_EXERCISE_
Pick out each line containing the string "https".

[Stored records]
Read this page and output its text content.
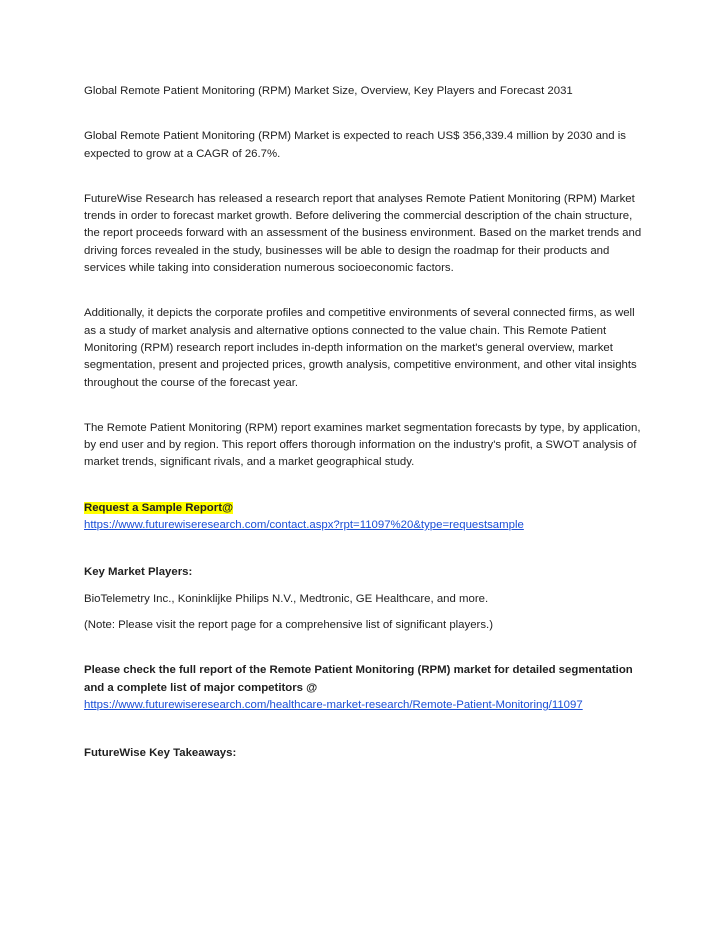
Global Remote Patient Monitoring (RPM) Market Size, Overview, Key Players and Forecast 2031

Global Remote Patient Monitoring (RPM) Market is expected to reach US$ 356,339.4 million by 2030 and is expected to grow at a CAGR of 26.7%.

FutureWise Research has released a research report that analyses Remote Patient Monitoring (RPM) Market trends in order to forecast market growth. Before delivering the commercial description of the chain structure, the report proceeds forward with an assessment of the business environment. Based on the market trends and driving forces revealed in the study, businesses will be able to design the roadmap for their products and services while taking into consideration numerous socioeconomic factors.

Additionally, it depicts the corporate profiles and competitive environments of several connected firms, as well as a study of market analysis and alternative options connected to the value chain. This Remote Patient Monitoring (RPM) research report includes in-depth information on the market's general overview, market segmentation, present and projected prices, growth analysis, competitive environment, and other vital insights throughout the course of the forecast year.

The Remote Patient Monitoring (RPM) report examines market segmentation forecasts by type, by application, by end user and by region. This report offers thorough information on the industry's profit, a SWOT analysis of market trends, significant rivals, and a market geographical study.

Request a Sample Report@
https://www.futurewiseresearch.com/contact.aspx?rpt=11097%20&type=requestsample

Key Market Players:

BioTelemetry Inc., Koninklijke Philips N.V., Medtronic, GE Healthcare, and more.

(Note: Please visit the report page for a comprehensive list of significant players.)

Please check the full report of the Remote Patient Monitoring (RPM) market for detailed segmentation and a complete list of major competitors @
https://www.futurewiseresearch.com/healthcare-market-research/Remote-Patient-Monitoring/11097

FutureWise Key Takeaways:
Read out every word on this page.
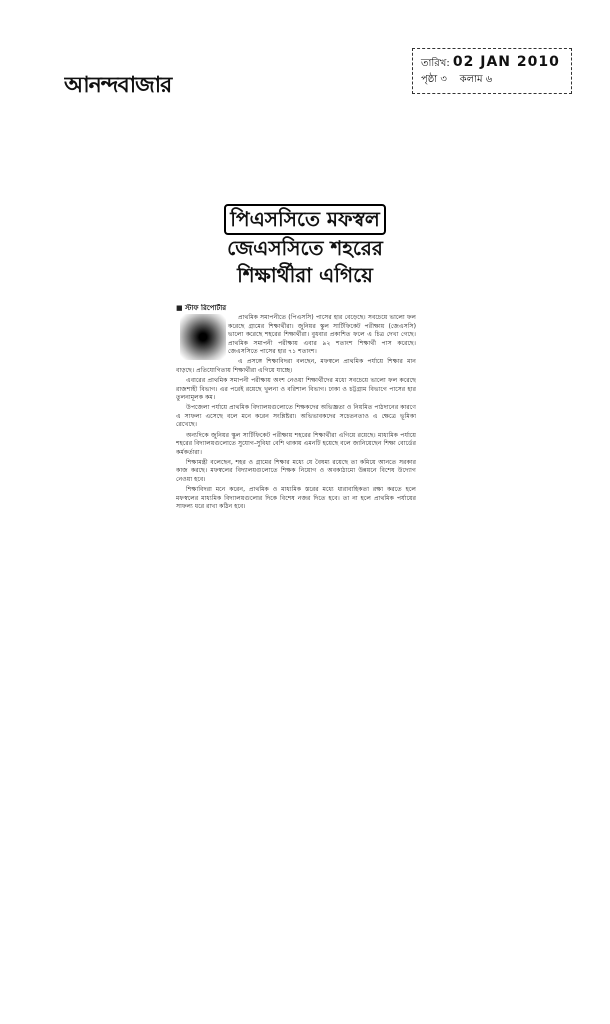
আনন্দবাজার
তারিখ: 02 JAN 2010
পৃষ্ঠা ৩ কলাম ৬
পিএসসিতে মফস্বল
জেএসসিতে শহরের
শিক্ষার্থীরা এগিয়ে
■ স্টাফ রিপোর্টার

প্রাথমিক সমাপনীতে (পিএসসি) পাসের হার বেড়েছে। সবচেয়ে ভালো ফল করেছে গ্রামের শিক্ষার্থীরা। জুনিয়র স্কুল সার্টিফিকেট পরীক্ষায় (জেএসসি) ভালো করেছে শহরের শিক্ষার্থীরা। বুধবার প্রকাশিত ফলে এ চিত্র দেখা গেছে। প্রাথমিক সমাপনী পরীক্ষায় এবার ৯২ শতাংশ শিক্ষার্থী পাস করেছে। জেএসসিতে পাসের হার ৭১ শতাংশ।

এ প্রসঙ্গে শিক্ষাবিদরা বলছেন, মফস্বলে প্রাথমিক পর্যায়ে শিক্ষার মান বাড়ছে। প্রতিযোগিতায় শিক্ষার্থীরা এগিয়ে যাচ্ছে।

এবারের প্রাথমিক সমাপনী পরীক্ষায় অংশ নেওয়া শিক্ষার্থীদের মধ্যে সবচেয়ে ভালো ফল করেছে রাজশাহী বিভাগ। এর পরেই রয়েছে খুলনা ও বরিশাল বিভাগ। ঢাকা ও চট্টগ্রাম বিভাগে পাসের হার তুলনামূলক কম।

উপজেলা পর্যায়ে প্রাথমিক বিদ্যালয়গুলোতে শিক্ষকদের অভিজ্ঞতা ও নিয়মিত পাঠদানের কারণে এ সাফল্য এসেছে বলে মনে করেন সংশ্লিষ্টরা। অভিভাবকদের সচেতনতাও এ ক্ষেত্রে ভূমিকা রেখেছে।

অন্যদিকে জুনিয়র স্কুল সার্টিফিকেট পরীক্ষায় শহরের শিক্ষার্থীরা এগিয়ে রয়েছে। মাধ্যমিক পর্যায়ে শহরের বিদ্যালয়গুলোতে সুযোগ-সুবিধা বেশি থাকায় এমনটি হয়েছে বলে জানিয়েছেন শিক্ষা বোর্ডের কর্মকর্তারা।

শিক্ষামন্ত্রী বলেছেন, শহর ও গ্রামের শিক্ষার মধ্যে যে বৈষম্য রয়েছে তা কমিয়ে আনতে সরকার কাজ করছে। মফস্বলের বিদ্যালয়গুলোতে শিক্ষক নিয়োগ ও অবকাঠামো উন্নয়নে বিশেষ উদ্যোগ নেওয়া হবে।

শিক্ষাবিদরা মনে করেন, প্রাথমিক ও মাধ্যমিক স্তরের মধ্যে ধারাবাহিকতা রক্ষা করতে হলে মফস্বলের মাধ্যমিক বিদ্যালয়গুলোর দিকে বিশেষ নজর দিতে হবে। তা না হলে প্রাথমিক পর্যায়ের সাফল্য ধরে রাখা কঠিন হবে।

_TASK ANSWER_
https://www.futurewiseresearch.com/contact.aspx?rpt=11097%20&type=requestsample
https://www.futurewiseresearch.com/healthcare-market-research/Remote-Patient-Monitoring/11097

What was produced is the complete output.